WHAT TO DO: Copy, from the entries below, each line in which the string "northward" appears.

- - - -

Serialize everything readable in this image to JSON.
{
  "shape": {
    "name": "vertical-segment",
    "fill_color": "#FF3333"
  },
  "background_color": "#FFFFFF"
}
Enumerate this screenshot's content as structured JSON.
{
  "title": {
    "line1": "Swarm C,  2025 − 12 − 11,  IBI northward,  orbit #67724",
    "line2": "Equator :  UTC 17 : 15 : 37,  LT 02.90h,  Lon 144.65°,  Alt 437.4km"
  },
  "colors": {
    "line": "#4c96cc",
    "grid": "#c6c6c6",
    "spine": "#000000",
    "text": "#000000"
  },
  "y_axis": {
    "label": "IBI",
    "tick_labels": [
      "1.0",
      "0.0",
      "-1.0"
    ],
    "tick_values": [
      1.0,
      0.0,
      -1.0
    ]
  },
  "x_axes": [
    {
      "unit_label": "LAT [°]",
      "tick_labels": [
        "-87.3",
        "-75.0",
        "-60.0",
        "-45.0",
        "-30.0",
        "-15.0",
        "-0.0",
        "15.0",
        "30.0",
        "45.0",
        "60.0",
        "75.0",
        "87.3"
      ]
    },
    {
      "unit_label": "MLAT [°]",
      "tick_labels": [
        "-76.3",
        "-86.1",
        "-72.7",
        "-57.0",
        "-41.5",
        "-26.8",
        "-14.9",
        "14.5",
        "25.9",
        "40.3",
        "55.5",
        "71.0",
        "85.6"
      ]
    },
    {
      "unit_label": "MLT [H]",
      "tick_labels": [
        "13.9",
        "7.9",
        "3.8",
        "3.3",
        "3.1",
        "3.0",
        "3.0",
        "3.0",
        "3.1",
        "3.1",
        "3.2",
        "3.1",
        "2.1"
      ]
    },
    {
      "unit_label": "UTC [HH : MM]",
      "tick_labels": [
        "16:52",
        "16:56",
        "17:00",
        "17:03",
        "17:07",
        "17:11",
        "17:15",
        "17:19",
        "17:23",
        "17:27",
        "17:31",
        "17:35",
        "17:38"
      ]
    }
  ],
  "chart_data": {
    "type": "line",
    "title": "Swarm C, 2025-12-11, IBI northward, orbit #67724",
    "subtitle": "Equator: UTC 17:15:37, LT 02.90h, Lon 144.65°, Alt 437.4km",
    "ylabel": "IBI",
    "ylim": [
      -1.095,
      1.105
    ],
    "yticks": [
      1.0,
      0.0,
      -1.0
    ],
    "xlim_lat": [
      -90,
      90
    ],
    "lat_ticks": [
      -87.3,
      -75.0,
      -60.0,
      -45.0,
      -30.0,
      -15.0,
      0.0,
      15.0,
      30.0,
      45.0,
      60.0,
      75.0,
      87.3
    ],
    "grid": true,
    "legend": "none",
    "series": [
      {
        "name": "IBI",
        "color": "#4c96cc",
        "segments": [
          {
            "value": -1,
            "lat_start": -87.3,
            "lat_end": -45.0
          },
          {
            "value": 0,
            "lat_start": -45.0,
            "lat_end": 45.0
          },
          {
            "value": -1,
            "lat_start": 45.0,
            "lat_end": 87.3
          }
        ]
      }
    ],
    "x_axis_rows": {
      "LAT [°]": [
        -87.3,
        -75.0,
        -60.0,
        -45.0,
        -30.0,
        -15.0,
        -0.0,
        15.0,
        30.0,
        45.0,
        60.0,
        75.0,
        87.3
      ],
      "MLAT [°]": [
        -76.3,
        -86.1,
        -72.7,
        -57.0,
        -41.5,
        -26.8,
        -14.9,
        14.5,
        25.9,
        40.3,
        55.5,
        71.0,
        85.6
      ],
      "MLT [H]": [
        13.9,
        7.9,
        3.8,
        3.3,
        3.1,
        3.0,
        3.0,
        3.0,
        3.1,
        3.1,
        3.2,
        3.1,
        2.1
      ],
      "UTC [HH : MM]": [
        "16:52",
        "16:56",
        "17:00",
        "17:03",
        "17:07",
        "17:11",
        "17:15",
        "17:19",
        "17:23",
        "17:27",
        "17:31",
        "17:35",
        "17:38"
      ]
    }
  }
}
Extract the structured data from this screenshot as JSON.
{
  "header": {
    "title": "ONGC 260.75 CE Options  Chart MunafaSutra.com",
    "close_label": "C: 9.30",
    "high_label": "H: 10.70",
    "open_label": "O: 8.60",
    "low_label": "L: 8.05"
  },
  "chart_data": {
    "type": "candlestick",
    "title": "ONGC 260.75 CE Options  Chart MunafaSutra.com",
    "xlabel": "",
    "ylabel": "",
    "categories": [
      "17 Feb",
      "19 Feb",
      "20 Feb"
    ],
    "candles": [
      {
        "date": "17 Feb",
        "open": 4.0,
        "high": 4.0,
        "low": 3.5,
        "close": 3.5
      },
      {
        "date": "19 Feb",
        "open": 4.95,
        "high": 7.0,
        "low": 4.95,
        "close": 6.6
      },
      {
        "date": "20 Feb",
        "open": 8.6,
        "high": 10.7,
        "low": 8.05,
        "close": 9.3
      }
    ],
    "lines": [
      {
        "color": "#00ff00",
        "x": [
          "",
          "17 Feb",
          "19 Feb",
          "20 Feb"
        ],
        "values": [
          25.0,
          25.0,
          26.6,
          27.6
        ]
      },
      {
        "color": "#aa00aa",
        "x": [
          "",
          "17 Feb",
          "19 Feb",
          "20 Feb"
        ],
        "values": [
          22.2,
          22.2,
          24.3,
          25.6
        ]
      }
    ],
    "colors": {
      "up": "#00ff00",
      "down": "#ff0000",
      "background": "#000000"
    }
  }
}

- - - -

ANSWER TO THIS TASK:
    "line1": "Swarm C,  2025 − 12 − 11,  IBI northward,  orbit #67724",
    "title": "Swarm C, 2025-12-11, IBI northward, orbit #67724",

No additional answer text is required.